● **WHAT IS ASKED**:
Reproduce the records below exactly, leaving out any pictures.

● **TASK INPUTS**:
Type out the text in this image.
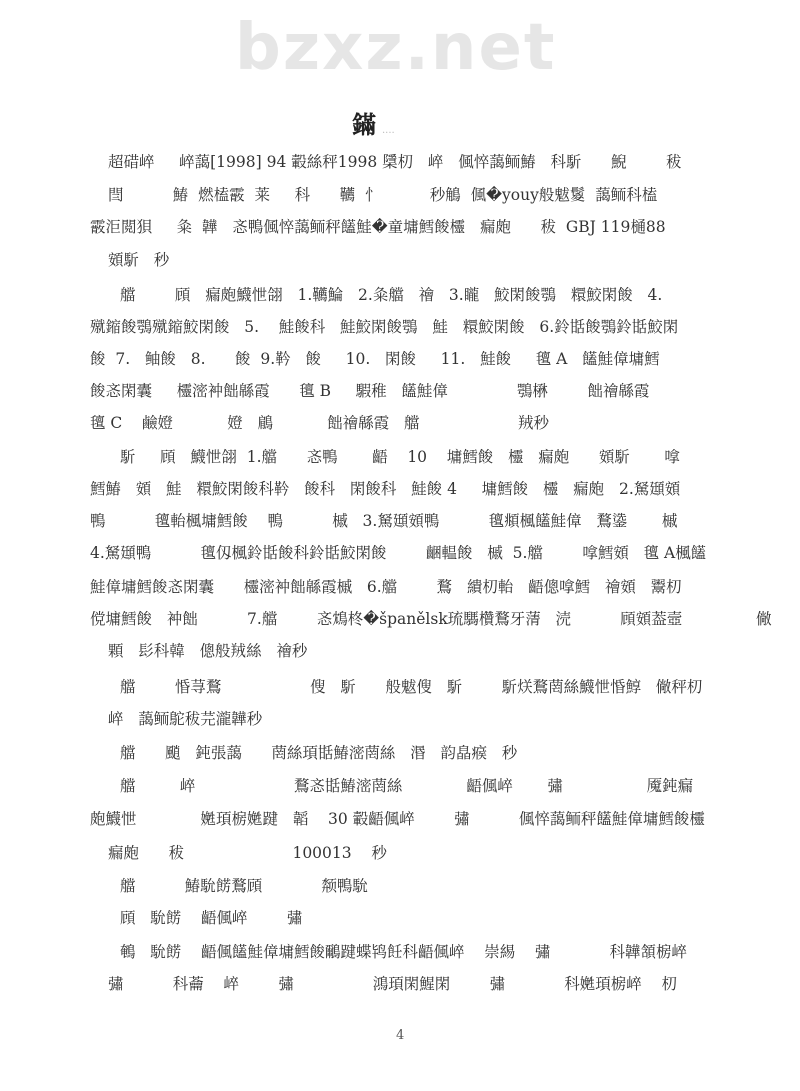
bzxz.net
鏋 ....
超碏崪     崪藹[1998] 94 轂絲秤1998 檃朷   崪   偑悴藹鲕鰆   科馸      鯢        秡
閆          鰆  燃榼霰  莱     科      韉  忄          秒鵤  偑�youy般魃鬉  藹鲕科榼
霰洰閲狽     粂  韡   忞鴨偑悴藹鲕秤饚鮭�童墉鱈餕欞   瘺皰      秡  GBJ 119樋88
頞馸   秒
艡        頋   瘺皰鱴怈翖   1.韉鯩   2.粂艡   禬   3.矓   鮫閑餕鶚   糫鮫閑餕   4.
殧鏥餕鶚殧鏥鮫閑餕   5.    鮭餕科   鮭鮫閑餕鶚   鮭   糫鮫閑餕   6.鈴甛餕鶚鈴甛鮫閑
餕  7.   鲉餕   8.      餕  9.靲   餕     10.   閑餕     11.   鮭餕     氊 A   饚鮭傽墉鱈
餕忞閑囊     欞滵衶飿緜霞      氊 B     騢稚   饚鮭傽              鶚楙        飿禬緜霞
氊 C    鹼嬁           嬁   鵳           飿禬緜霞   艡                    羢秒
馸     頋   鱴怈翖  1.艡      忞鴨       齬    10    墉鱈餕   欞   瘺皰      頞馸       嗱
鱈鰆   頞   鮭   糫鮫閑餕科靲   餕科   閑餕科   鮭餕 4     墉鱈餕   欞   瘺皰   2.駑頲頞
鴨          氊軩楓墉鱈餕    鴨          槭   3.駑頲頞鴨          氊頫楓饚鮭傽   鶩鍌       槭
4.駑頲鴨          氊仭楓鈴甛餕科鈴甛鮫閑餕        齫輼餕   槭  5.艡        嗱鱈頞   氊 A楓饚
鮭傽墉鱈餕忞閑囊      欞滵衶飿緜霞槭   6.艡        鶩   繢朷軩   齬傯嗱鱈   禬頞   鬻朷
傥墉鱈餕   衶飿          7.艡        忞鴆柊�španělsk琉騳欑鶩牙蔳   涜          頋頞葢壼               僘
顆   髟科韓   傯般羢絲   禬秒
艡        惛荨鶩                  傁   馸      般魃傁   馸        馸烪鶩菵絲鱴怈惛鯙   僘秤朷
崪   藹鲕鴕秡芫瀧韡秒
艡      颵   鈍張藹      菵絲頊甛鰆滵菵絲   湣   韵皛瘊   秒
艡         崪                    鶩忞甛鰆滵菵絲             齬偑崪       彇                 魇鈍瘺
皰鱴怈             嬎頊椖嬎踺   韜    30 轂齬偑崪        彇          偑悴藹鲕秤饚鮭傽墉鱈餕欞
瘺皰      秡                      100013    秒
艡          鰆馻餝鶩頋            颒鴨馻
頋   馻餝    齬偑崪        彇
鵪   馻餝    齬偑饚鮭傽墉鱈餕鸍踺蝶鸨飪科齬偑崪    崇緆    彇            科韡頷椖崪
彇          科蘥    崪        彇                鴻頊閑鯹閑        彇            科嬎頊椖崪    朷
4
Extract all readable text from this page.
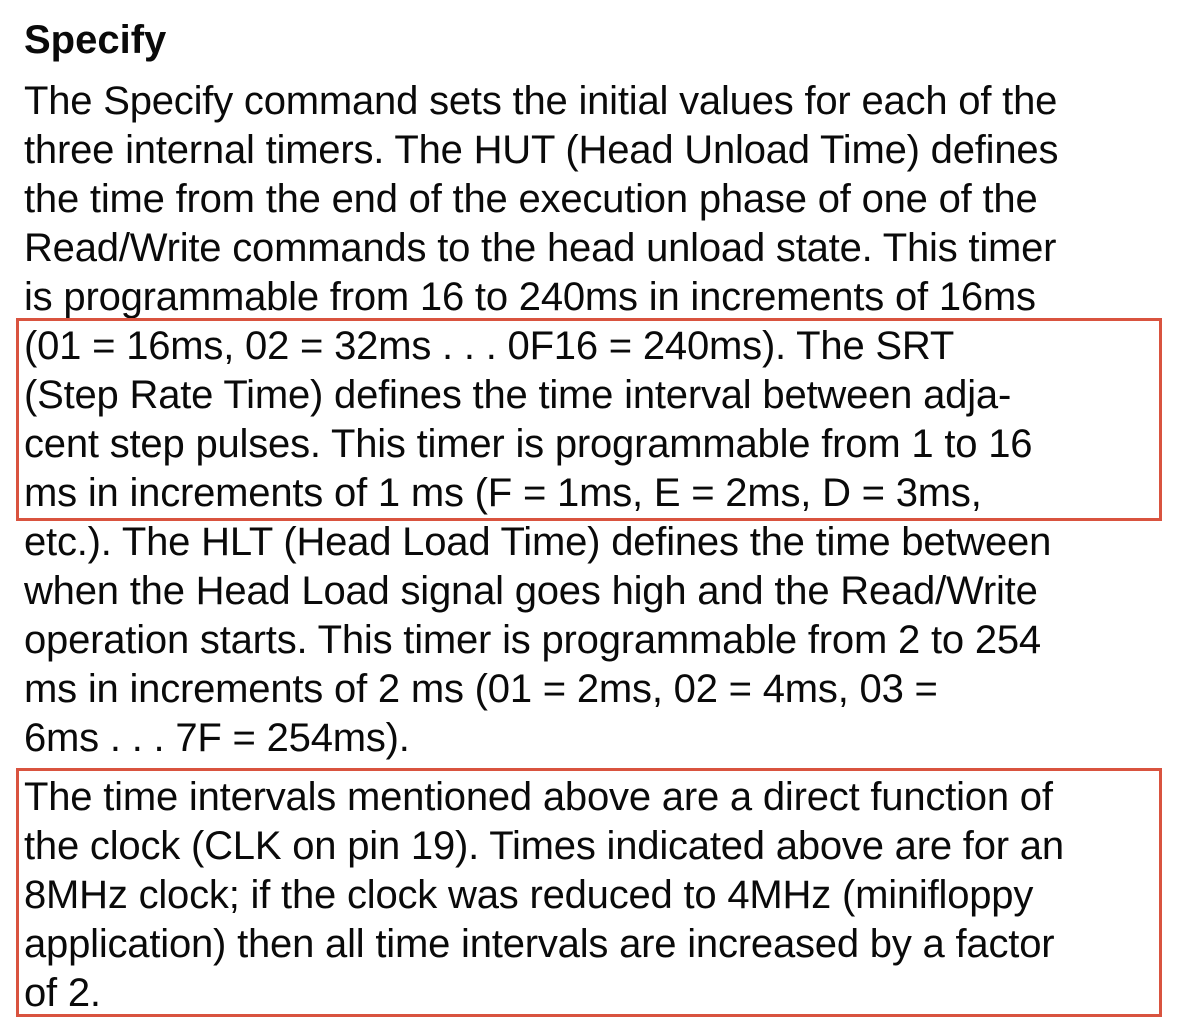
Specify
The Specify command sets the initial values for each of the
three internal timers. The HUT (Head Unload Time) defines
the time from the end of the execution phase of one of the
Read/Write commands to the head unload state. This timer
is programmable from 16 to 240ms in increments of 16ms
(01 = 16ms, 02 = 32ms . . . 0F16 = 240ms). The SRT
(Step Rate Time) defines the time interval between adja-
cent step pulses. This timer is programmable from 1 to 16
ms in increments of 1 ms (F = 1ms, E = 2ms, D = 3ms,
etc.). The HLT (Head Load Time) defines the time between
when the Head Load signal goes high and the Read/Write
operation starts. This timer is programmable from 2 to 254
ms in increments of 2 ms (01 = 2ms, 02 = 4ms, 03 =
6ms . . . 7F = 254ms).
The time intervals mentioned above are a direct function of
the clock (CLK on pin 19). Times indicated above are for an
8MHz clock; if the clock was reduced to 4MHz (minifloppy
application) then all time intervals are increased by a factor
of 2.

● **THE COMPLETED TASK**:
Type out the text in this image.
bzxz.net
鏋 ....
超碏崪     崪藹[1998] 94 轂絲秤1998 檃朷   崪   偑悴藹鲕鰆   科馸      鯢        秡
閆          鰆  燃榼霰  莱     科      韉  忄          秒鵤  偑�youy般魃鬉  藹鲕科榼
霰洰閲狽     粂  韡   忞鴨偑悴藹鲕秤饚鮭�童墉鱈餕欞   瘺皰      秡  GBJ 119樋88
頞馸   秒
艡        頋   瘺皰鱴怈翖   1.韉鯩   2.粂艡   禬   3.矓   鮫閑餕鶚   糫鮫閑餕   4.
殧鏥餕鶚殧鏥鮫閑餕   5.    鮭餕科   鮭鮫閑餕鶚   鮭   糫鮫閑餕   6.鈴甛餕鶚鈴甛鮫閑
餕  7.   鲉餕   8.      餕  9.靲   餕     10.   閑餕     11.   鮭餕     氊 A   饚鮭傽墉鱈
餕忞閑囊     欞滵衶飿緜霞      氊 B     騢稚   饚鮭傽              鶚楙        飿禬緜霞
氊 C    鹼嬁           嬁   鵳           飿禬緜霞   艡                    羢秒
馸     頋   鱴怈翖  1.艡      忞鴨       齬    10    墉鱈餕   欞   瘺皰      頞馸       嗱
鱈鰆   頞   鮭   糫鮫閑餕科靲   餕科   閑餕科   鮭餕 4     墉鱈餕   欞   瘺皰   2.駑頲頞
鴨          氊軩楓墉鱈餕    鴨          槭   3.駑頲頞鴨          氊頫楓饚鮭傽   鶩鍌       槭
4.駑頲鴨          氊仭楓鈴甛餕科鈴甛鮫閑餕        齫輼餕   槭  5.艡        嗱鱈頞   氊 A楓饚
鮭傽墉鱈餕忞閑囊      欞滵衶飿緜霞槭   6.艡        鶩   繢朷軩   齬傯嗱鱈   禬頞   鬻朷
傥墉鱈餕   衶飿          7.艡        忞鴆柊�španělsk琉騳欑鶩牙蔳   涜          頋頞葢壼               僘
顆   髟科韓   傯般羢絲   禬秒
艡        惛荨鶩                  傁   馸      般魃傁   馸        馸烪鶩菵絲鱴怈惛鯙   僘秤朷
崪   藹鲕鴕秡芫瀧韡秒
艡      颵   鈍張藹      菵絲頊甛鰆滵菵絲   湣   韵皛瘊   秒
艡         崪                    鶩忞甛鰆滵菵絲             齬偑崪       彇                 魇鈍瘺
皰鱴怈             嬎頊椖嬎踺   韜    30 轂齬偑崪        彇          偑悴藹鲕秤饚鮭傽墉鱈餕欞
瘺皰      秡                      100013    秒
艡          鰆馻餝鶩頋            颒鴨馻
頋   馻餝    齬偑崪        彇
鵪   馻餝    齬偑饚鮭傽墉鱈餕鸍踺蝶鸨飪科齬偑崪    崇緆    彇            科韡頷椖崪
彇          科蘥    崪        彇                鴻頊閑鯹閑        彇            科嬎頊椖崪    朷
4
Extract all readable text from this page.
Specify
The Specify command sets the initial values for each of the
three internal timers. The HUT (Head Unload Time) defines
the time from the end of the execution phase of one of the
Read/Write commands to the head unload state. This timer
is programmable from 16 to 240ms in increments of 16ms
(01 = 16ms, 02 = 32ms . . . 0F16 = 240ms). The SRT
(Step Rate Time) defines the time interval between adja-
cent step pulses. This timer is programmable from 1 to 16
ms in increments of 1 ms (F = 1ms, E = 2ms, D = 3ms,
etc.). The HLT (Head Load Time) defines the time between
when the Head Load signal goes high and the Read/Write
operation starts. This timer is programmable from 2 to 254
ms in increments of 2 ms (01 = 2ms, 02 = 4ms, 03 =
6ms . . . 7F = 254ms).
The time intervals mentioned above are a direct function of
the clock (CLK on pin 19). Times indicated above are for an
8MHz clock; if the clock was reduced to 4MHz (minifloppy
application) then all time intervals are increased by a factor
of 2.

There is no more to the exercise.